**TRECHO**:
--------------------------------

Quais são as soluções
que propõem os representantes da ordem estabelecida? Há uma proposta que é a
seguinte: as energias fósseis são as responsáveis pelo problema, por isso,
vamos substituí-las por formas de energia limpas, que não produzem gases, e são
seguras, como a energia nuclear. Está aí uma solução técnica e fácil para o
problema: construir usinas nucleares. Isso foi feito em grande escala nas
últimas décadas. Em 1986, houve um incidente desagradável, em Chernobyl, na
União Soviética. Cientistas calculam que as vítimas de Chernobyl que foram
morrendo no curso dos anos, resultado das irradiações, chegam a 800 mil mortos
— mais do que todos os mortos de Hiroshima e Nagasaki, por decorrência da bomba
atômica. O argumento dos responsáveis pela energia nuclear era de que isso
aconteceu na União Soviética, um país totalitário, burocrático, com tecnologia
e gestão atrasadas; no ocidente, com empresas privadas, isso não aconteceria.
Esse discurso foi repetido muitas vezes até que ocorreu o acidente de
Fukushima, no Japão, em 2011. A empresa responsável pela usina, Tokyo Electric
Power Company (TEPCO), é a maior empresa privada de eletricidade do mundo. É a
mais esplêndida manifestação do capitalismo privado no terreno da energia
nuclear. Desse modo, fica claro que essa não é uma alternativa aos combustíveis
fósseis, temos que procurar outras.
Há alguns anos, na época
Bush, vazou para a imprensa um documento secreto do Pentágono sobre a questão
do aquecimento global. O governo dizia que esse problema não existia, mas os
cientistas do Pentágono sabiam que sim. Apresentaram um documento prevendo o
que iriam fazer se o aquecimento global escapasse de qualquer controle e
chegasse a seis graus, e a vida humana se tornasse impossível no planeta. Era
uma possibilidade considerada pelos cientistas do Pentágono. A única proposta
que conseguiram elaborar foi a de mandar um foguete para o planeta Marte. Eles
inclusive detalham quem estaria nesse foguete: o presidente dos Estados Unidos,
o Estado Maior do Exército, cientistas etc. Como não estamos convidados para
essa viagem, não nos interessa a proposta. Esse é apenas um exemplo do tipo de
solução considerada.
Obviamente, há
tentativas mais sérias de solução, como a ideia de que precisamos desenvolver
energias alternativas: hidrelétrica, eólica e solar. Com exceção da
hidrelétrica, que já tem um desenvolvimento importante, em países como o
Brasil, as outras são pouco desenvolvidas. E por uma razão bem simples: são
menos rentáveis do que o petróleo e o carvão. Por isso, não interessa às
empresas e aos Estados, com algumas exceções, investir maciçamente nessas
energias. Em alguns países, chega a 10% o índice de energia produzida por
fontes alternativas, mas o resto continua com o carvão e o petróleo. Seria
necessária uma mudança em grande escala, acabar com os combustíveis fósseis e
desenvolver energias alternativas. Por enquanto, nenhum governo está fazendo
isso, embora os cientistas já tenham dado o recado: se não mudarmos
drasticamente o padrão de matriz energética, nos próximos dez ou vinte anos a
situação fugirá do controle. É uma questão de rentabilidade — que é o que conta
— e de competitividade.

--------------------------------

**MATERIAL DE ORIGEM**:
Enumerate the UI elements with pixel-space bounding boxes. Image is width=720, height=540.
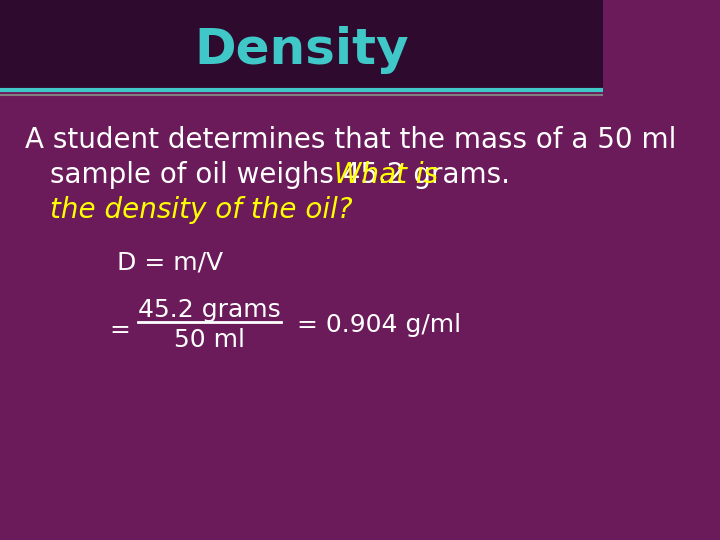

--------------------------------

**INSTRUÇÕES A SEGUIR**:
Por favor, transcreva a parte do trecho que começa em "Há alguns anos, na" e segue até "solução considerada.", inclusive. As linhas acima não têm relação com o trecho.

**A SOLUÇÃO**:
Há alguns anos, na época
Bush, vazou para a imprensa um documento secreto do Pentágono sobre a questão
do aquecimento global. O governo dizia que esse problema não existia, mas os
cientistas do Pentágono sabiam que sim. Apresentaram um documento prevendo o
que iriam fazer se o aquecimento global escapasse de qualquer controle e
chegasse a seis graus, e a vida humana se tornasse impossível no planeta. Era
uma possibilidade considerada pelos cientistas do Pentágono. A única proposta
que conseguiram elaborar foi a de mandar um foguete para o planeta Marte. Eles
inclusive detalham quem estaria nesse foguete: o presidente dos Estados Unidos,
o Estado Maior do Exército, cientistas etc. Como não estamos convidados para
essa viagem, não nos interessa a proposta. Esse é apenas um exemplo do tipo de
solução considerada.